### What this task involves
Check each line of the records below for the word "Model" and copy those where it appears.

[start of Provided data]

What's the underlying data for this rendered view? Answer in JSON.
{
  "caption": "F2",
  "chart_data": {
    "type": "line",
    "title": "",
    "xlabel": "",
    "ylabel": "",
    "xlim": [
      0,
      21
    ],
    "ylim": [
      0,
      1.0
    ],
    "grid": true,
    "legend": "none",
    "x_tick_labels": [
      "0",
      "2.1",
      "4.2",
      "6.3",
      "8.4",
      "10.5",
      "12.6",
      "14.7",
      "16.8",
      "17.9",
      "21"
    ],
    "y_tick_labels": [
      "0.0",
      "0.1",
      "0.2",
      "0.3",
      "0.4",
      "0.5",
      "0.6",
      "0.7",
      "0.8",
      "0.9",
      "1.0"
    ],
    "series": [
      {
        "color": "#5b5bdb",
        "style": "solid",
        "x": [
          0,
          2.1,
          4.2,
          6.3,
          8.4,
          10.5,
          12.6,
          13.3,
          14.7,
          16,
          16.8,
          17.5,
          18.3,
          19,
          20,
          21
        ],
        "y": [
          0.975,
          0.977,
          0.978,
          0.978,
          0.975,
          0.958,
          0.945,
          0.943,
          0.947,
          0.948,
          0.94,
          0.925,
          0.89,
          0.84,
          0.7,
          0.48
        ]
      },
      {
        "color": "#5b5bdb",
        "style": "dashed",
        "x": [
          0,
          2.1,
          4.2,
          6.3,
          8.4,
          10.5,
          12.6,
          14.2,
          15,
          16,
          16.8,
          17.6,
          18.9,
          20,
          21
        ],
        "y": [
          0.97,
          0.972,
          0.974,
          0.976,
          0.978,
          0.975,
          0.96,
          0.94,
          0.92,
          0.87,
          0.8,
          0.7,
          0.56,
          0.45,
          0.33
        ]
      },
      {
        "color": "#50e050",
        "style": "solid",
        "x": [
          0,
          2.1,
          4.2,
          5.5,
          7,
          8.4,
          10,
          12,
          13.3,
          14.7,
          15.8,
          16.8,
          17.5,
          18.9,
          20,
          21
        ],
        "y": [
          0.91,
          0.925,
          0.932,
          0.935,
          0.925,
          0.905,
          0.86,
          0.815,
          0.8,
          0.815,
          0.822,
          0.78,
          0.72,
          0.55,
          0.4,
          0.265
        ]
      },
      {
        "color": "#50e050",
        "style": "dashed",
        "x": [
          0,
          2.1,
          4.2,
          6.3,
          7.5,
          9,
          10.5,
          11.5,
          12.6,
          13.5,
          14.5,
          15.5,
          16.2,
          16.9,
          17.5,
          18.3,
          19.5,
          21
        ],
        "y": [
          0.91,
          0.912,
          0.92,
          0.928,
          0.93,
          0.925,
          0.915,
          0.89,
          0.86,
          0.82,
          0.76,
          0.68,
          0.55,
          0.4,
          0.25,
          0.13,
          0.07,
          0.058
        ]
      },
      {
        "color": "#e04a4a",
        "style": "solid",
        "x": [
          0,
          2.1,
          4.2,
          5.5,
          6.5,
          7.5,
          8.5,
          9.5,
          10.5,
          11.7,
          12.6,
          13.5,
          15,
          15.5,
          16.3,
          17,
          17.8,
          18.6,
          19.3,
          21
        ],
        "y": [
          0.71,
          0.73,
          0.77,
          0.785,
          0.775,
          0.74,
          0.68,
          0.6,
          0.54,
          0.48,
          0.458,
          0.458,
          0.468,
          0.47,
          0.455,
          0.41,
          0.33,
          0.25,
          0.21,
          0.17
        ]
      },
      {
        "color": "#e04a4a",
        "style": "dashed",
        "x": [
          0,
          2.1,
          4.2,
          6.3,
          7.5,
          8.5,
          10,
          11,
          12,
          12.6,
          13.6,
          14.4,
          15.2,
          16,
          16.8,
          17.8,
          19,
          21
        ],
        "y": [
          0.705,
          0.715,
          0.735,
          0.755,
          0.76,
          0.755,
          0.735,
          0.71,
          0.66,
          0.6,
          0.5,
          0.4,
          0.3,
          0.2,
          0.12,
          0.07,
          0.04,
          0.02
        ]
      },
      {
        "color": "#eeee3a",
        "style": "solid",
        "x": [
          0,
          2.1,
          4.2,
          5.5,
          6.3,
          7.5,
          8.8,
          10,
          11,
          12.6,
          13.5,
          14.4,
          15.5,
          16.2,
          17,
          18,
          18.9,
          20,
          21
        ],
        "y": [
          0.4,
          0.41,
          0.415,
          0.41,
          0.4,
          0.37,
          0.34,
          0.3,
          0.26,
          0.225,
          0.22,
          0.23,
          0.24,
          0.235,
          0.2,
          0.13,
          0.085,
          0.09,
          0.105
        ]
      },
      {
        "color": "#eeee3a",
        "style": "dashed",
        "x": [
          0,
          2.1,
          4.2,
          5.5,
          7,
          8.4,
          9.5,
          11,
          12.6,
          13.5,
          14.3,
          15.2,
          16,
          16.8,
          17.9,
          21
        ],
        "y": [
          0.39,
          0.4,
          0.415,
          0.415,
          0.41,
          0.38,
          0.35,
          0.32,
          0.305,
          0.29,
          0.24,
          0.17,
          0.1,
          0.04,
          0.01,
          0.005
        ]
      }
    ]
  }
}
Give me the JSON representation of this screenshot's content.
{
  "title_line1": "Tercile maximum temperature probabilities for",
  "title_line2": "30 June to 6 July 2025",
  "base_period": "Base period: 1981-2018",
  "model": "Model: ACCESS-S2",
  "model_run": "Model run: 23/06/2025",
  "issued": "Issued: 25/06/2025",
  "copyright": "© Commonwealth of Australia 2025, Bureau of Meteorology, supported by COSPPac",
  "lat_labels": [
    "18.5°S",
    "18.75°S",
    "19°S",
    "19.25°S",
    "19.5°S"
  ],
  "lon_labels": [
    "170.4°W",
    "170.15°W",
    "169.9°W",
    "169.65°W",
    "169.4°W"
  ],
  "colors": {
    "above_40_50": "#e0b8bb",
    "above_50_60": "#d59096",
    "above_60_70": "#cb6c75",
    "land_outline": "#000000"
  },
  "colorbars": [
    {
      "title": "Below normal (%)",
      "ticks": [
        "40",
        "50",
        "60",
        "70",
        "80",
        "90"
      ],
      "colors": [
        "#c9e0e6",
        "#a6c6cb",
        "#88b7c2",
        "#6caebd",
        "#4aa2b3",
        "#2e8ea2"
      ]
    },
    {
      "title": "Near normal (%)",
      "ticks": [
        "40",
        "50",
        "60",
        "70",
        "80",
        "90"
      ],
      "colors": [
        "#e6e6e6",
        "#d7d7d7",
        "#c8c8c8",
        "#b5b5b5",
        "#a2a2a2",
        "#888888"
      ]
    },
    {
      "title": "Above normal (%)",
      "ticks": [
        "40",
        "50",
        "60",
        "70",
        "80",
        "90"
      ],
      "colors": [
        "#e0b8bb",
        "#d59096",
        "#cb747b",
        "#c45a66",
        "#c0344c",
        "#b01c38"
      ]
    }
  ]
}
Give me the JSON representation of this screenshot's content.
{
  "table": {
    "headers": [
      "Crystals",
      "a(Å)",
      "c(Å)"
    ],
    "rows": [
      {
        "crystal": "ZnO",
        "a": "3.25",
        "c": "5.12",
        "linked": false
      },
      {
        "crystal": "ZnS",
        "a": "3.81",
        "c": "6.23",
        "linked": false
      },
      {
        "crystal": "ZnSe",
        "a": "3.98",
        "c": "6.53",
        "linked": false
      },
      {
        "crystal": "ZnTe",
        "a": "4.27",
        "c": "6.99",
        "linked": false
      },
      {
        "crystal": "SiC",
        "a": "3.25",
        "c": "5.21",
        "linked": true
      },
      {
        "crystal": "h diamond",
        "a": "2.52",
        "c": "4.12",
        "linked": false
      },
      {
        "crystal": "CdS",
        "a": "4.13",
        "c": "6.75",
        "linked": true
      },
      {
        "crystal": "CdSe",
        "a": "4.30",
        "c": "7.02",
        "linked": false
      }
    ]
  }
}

[end of Provided data]

### Written response
  "model": "Model: ACCESS-S2",
  "model_run": "Model run: 23/06/2025",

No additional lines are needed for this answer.